Stated goal: Give every line from the entries that contains "Hybrid".

Listed entries:
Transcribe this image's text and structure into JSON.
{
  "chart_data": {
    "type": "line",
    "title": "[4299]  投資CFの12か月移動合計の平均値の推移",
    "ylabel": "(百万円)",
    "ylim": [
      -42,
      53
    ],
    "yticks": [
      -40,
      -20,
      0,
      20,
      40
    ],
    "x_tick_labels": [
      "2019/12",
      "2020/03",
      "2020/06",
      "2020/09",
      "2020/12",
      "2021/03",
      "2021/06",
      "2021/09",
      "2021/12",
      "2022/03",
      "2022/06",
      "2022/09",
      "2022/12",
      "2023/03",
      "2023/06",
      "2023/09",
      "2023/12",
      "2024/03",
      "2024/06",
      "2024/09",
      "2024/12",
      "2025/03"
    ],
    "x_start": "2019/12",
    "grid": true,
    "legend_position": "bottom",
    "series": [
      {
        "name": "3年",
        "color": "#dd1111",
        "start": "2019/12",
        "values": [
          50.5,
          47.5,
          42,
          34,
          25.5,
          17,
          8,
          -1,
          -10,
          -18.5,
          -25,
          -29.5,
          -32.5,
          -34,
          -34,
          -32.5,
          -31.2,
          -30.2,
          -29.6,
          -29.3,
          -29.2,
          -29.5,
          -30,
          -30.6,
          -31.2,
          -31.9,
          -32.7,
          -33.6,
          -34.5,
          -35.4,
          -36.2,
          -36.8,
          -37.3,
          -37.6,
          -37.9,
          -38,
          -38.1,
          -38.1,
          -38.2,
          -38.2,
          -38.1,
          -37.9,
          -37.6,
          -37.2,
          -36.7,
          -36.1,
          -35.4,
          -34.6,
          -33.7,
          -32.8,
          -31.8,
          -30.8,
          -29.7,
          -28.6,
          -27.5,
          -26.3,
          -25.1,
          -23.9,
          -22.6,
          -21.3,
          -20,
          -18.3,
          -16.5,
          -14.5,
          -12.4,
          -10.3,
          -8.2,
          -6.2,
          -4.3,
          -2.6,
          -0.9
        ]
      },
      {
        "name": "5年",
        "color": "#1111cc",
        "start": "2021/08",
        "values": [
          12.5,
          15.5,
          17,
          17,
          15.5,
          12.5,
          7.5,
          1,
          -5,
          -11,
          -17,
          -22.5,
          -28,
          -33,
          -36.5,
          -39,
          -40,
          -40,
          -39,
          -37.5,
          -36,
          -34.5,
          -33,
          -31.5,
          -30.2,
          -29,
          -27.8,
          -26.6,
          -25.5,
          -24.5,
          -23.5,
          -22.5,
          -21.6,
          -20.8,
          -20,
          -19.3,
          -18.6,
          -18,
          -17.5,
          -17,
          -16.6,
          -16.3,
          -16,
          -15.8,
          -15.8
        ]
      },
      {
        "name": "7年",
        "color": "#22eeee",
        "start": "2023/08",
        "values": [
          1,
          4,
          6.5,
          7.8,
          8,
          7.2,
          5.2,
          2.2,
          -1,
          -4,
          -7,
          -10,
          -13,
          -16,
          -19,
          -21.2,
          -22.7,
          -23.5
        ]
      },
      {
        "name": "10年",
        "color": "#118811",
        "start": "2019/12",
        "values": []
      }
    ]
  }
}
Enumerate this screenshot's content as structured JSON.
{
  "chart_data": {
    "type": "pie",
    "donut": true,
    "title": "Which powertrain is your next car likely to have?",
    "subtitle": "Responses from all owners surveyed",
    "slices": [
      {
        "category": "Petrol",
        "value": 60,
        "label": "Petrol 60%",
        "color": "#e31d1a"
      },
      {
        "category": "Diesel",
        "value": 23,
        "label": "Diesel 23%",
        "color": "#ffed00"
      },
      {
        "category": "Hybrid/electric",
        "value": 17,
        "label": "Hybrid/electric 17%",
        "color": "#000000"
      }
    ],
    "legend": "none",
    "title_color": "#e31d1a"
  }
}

Written response:
        "category": "Hybrid/electric",
        "label": "Hybrid/electric 17%",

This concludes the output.